Please convert the data below into a JSON list of strings with one string per line, skipping blank lines and leaving the pictures out.

++++

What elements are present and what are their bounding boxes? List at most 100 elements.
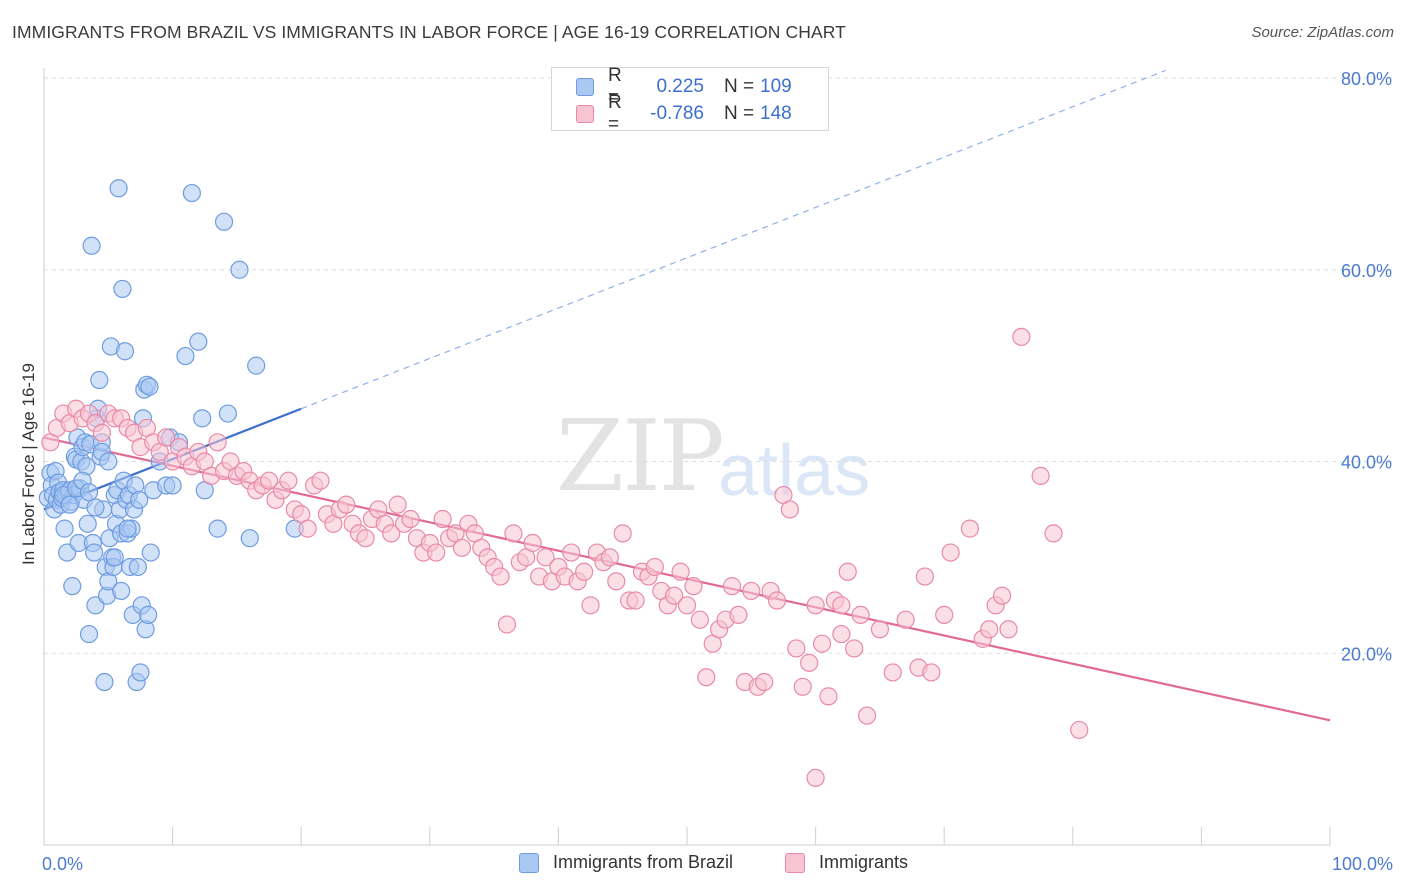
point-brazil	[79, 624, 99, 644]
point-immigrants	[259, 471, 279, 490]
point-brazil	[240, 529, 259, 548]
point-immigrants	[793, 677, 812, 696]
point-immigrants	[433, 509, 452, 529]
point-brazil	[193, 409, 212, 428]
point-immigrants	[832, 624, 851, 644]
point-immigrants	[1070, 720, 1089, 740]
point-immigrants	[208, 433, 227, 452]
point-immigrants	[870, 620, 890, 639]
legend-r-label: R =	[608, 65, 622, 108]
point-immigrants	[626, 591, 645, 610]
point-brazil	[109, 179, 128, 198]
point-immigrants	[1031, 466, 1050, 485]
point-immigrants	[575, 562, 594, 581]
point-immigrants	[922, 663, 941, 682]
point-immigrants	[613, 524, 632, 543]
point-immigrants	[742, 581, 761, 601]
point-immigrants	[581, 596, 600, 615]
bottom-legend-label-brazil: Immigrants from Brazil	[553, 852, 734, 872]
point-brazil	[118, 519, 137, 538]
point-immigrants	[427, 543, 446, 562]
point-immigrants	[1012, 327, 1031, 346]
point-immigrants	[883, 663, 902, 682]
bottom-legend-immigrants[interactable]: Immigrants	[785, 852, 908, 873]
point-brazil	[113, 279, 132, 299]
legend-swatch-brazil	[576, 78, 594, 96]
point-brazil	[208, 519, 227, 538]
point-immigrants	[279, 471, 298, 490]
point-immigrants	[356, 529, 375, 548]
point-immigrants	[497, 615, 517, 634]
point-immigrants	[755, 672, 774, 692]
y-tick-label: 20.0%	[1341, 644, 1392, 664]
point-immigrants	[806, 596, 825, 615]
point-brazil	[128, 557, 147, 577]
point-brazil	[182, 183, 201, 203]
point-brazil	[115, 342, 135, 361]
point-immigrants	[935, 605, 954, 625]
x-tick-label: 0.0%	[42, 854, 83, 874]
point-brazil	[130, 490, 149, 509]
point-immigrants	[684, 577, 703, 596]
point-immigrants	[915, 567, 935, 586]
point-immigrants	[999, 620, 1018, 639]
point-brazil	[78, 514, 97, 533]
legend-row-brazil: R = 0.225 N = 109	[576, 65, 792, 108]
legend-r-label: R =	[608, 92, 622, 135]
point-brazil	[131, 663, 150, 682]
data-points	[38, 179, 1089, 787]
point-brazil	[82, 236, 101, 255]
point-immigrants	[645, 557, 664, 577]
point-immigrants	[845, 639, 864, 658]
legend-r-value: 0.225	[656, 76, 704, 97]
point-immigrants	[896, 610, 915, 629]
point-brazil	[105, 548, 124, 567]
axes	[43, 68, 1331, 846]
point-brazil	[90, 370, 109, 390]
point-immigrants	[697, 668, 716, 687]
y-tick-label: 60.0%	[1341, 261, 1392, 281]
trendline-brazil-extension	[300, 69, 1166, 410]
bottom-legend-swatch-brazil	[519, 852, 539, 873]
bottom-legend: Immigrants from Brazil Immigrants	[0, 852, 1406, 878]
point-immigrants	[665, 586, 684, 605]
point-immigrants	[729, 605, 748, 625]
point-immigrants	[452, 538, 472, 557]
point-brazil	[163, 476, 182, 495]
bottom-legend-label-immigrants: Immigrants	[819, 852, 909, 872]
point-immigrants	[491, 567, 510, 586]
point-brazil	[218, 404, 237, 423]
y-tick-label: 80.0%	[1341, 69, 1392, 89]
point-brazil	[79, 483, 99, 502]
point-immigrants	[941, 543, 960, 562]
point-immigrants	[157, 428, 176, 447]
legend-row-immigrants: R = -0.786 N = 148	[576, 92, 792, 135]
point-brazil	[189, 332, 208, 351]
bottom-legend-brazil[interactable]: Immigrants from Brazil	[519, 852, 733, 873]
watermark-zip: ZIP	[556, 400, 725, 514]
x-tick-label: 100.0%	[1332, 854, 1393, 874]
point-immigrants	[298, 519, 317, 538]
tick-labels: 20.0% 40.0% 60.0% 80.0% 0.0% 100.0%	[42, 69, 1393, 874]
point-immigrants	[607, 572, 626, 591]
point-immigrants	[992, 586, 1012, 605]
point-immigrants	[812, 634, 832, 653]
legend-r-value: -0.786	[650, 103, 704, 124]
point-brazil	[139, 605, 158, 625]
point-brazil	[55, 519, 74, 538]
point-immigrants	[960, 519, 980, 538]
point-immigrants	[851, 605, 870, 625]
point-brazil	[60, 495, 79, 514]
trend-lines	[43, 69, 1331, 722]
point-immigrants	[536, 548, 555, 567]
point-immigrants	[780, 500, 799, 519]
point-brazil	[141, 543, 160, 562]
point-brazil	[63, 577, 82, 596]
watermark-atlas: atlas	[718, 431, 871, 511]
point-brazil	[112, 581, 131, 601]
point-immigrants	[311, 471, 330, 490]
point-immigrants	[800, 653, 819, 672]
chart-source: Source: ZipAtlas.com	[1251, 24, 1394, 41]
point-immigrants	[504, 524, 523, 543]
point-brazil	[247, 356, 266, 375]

++++

Solution to the exercise:
[
  "What elements are present and what are their bounding boxes? List at most 100 elements.",
  "point-brazil\t[79, 624, 99, 644]",
  "point-immigrants\t[259, 471, 279, 490]",
  "point-brazil\t[240, 529, 259, 548]",
  "point-immigrants\t[793, 677, 812, 696]",
  "point-immigrants\t[433, 509, 452, 529]",
  "point-brazil\t[193, 409, 212, 428]",
  "point-immigrants\t[832, 624, 851, 644]",
  "point-immigrants\t[1070, 720, 1089, 740]",
  "point-immigrants\t[208, 433, 227, 452]",
  "point-immigrants\t[870, 620, 890, 639]",
  "legend-r-label: R =\t[608, 65, 622, 108]",
  "point-immigrants\t[626, 591, 645, 610]",
  "point-brazil\t[109, 179, 128, 198]",
  "point-immigrants\t[1031, 466, 1050, 485]",
  "point-immigrants\t[575, 562, 594, 581]",
  "point-immigrants\t[922, 663, 941, 682]",
  "point-immigrants\t[613, 524, 632, 543]",
  "point-immigrants\t[742, 581, 761, 601]",
  "point-immigrants\t[581, 596, 600, 615]",
  "bottom-legend-label-brazil: Immigrants from Brazil\t[553, 852, 734, 872]",
  "point-brazil\t[118, 519, 137, 538]",
  "point-immigrants\t[427, 543, 446, 562]",
  "point-immigrants\t[1012, 327, 1031, 346]",
  "point-immigrants\t[883, 663, 902, 682]",
  "bottom-legend-immigrants[interactable]: Immigrants\t[785, 852, 908, 873]",
  "point-brazil\t[113, 279, 132, 299]",
  "legend-swatch-brazil\t[576, 78, 594, 96]",
  "point-brazil\t[208, 519, 227, 538]",
  "point-immigrants\t[279, 471, 298, 490]",
  "point-immigrants\t[356, 529, 375, 548]",
  "point-immigrants\t[497, 615, 517, 634]",
  "point-immigrants\t[755, 672, 774, 692]",
  "y-tick-label: 20.0%\t[1341, 644, 1392, 664]",
  "point-immigrants\t[806, 596, 825, 615]",
  "point-brazil\t[128, 557, 147, 577]",
  "point-brazil\t[182, 183, 201, 203]",
  "point-brazil\t[115, 342, 135, 361]",
  "point-immigrants\t[935, 605, 954, 625]",
  "x-tick-label: 0.0%\t[42, 854, 83, 874]",
  "point-brazil\t[130, 490, 149, 509]",
  "point-immigrants\t[684, 577, 703, 596]",
  "point-immigrants\t[915, 567, 935, 586]",
  "point-immigrants\t[999, 620, 1018, 639]",
  "point-brazil\t[78, 514, 97, 533]",
  "legend-row-brazil: R = 0.225 N = 109\t[576, 65, 792, 108]",
  "legend-r-label: R =\t[608, 92, 622, 135]",
  "point-brazil\t[131, 663, 150, 682]",
  "data-points\t[38, 179, 1089, 787]",
  "point-brazil\t[82, 236, 101, 255]",
  "point-immigrants\t[645, 557, 664, 577]",
  "point-immigrants\t[845, 639, 864, 658]",
  "legend-r-value: 0.225\t[656, 76, 704, 97]",
  "point-immigrants\t[896, 610, 915, 629]",
  "point-brazil\t[105, 548, 124, 567]",
  "axes\t[43, 68, 1331, 846]",
  "point-brazil\t[90, 370, 109, 390]",
  "point-immigrants\t[697, 668, 716, 687]",
  "y-tick-label: 60.0%\t[1341, 261, 1392, 281]",
  "trendline-brazil-extension\t[300, 69, 1166, 410]",
  "bottom-legend-swatch-brazil\t[519, 852, 539, 873]",
  "bottom-legend: Immigrants from Brazil Immigrants\t[0, 852, 1406, 878]",
  "point-immigrants\t[665, 586, 684, 605]",
  "point-immigrants\t[729, 605, 748, 625]",
  "point-immigrants\t[452, 538, 472, 557]",
  "point-brazil\t[163, 476, 182, 495]",
  "bottom-legend-label-immigrants: Immigrants\t[819, 852, 909, 872]",
  "point-immigrants\t[491, 567, 510, 586]",
  "point-brazil\t[218, 404, 237, 423]",
  "y-tick-label: 80.0%\t[1341, 69, 1392, 89]",
  "point-brazil\t[79, 483, 99, 502]",
  "point-immigrants\t[941, 543, 960, 562]",
  "point-immigrants\t[157, 428, 176, 447]",
  "legend-row-immigrants: R = -0.786 N = 148\t[576, 92, 792, 135]",
  "point-brazil\t[189, 332, 208, 351]",
  "bottom-legend-brazil[interactable]: Immigrants from Brazil\t[519, 852, 733, 873]",
  "watermark-zip: ZIP\t[556, 400, 725, 514]",
  "x-tick-label: 100.0%\t[1332, 854, 1393, 874]",
  "point-immigrants\t[298, 519, 317, 538]",
  "tick-labels: 20.0% 40.0% 60.0% 80.0% 0.0% 100.0%\t[42, 69, 1393, 874]",
  "point-immigrants\t[607, 572, 626, 591]",
  "point-immigrants\t[992, 586, 1012, 605]",
  "point-immigrants\t[812, 634, 832, 653]",
  "legend-r-value: -0.786\t[650, 103, 704, 124]",
  "point-brazil\t[139, 605, 158, 625]",
  "point-brazil\t[55, 519, 74, 538]",
  "point-immigrants\t[960, 519, 980, 538]",
  "point-immigrants\t[851, 605, 870, 625]",
  "point-brazil\t[60, 495, 79, 514]",
  "trend-lines\t[43, 69, 1331, 722]",
  "point-immigrants\t[536, 548, 555, 567]",
  "point-immigrants\t[780, 500, 799, 519]",
  "point-brazil\t[141, 543, 160, 562]",
  "point-brazil\t[63, 577, 82, 596]",
  "watermark-atlas: atlas\t[718, 431, 871, 511]",
  "point-brazil\t[112, 581, 131, 601]",
  "point-immigrants\t[311, 471, 330, 490]",
  "point-immigrants\t[800, 653, 819, 672]",
  "chart-source: Source: ZipAtlas.com\t[1251, 24, 1394, 41]",
  "point-immigrants\t[504, 524, 523, 543]",
  "point-brazil\t[247, 356, 266, 375]"
]